Recorded data
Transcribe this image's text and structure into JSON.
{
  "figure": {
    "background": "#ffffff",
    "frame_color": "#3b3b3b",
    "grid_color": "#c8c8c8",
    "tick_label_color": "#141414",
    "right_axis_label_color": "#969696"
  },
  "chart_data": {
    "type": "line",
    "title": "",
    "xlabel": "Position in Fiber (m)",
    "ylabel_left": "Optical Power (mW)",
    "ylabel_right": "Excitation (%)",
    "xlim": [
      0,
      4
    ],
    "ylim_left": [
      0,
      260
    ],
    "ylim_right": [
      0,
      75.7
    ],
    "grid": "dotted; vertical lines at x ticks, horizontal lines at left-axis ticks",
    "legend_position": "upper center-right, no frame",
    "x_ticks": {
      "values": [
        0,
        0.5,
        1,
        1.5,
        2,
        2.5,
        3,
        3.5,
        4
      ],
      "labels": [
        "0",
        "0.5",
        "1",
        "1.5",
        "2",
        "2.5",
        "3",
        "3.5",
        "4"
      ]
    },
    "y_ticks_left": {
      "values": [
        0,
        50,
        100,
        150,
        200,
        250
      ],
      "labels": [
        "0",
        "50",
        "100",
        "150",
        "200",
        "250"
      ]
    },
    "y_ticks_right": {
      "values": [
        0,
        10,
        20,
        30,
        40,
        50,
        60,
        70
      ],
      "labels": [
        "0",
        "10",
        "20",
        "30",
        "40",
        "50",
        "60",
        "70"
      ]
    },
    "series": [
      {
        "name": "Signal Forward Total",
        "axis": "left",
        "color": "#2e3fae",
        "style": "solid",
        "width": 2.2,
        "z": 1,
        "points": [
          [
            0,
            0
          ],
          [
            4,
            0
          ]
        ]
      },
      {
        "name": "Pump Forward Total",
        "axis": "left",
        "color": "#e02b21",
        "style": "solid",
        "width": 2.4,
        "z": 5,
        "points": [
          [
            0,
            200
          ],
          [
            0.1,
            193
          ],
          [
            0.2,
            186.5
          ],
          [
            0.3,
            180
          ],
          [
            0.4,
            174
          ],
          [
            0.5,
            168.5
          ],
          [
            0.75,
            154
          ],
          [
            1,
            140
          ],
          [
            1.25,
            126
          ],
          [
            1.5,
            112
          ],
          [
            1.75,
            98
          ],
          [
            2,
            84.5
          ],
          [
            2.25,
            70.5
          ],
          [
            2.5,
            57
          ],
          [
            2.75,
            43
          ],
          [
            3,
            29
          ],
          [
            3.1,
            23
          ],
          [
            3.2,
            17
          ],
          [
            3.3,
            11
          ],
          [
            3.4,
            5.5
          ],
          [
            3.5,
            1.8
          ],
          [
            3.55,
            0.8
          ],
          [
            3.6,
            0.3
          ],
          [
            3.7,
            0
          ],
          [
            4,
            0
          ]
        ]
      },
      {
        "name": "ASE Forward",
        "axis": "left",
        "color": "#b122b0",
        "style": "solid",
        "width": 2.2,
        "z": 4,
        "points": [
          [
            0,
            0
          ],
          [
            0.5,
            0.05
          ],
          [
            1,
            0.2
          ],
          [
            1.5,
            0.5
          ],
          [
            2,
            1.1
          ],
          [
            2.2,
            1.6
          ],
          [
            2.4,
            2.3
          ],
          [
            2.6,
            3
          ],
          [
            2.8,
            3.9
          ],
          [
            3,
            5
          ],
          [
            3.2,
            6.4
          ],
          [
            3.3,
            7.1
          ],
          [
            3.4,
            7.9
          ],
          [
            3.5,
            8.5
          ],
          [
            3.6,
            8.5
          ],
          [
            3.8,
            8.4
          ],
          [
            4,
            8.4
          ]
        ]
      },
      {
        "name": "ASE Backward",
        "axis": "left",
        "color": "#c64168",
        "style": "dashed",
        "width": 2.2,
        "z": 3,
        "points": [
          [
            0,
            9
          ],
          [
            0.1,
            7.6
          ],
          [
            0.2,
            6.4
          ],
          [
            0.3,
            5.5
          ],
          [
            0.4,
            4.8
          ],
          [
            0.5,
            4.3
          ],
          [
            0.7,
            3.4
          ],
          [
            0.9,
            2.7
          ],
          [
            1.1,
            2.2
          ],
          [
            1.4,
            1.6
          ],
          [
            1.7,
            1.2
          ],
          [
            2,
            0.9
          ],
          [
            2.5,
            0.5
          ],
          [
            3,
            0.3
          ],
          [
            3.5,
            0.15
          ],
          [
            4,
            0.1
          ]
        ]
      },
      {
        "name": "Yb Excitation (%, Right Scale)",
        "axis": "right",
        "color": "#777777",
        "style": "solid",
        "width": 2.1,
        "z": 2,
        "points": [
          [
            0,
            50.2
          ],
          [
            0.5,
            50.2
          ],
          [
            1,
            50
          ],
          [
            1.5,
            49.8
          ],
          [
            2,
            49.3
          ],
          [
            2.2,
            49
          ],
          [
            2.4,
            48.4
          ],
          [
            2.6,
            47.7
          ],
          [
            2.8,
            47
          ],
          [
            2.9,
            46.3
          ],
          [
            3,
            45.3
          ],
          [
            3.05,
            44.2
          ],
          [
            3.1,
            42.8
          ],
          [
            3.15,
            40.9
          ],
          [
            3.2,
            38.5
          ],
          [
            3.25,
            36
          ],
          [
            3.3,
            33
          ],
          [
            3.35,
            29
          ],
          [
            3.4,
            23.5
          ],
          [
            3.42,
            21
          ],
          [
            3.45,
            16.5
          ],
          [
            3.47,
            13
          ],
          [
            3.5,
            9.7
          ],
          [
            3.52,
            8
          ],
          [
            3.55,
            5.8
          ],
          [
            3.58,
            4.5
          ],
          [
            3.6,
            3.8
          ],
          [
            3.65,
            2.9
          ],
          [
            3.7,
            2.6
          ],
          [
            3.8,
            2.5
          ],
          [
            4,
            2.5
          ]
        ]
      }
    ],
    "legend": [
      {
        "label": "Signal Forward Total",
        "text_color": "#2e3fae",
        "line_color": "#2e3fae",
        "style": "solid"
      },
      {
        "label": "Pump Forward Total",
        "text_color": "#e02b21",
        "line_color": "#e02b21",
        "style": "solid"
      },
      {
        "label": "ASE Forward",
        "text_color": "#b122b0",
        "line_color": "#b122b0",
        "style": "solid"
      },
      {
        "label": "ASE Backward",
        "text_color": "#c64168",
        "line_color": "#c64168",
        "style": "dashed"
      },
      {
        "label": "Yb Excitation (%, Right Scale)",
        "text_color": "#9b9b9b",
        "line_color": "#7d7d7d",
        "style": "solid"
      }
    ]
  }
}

Problem statement
Report all lines of the data that include the word "Forward".

Response to the task
        "name": "Signal Forward Total",
        "name": "Pump Forward Total",
        "name": "ASE Forward",
        "label": "Signal Forward Total",
        "label": "Pump Forward Total",
        "label": "ASE Forward",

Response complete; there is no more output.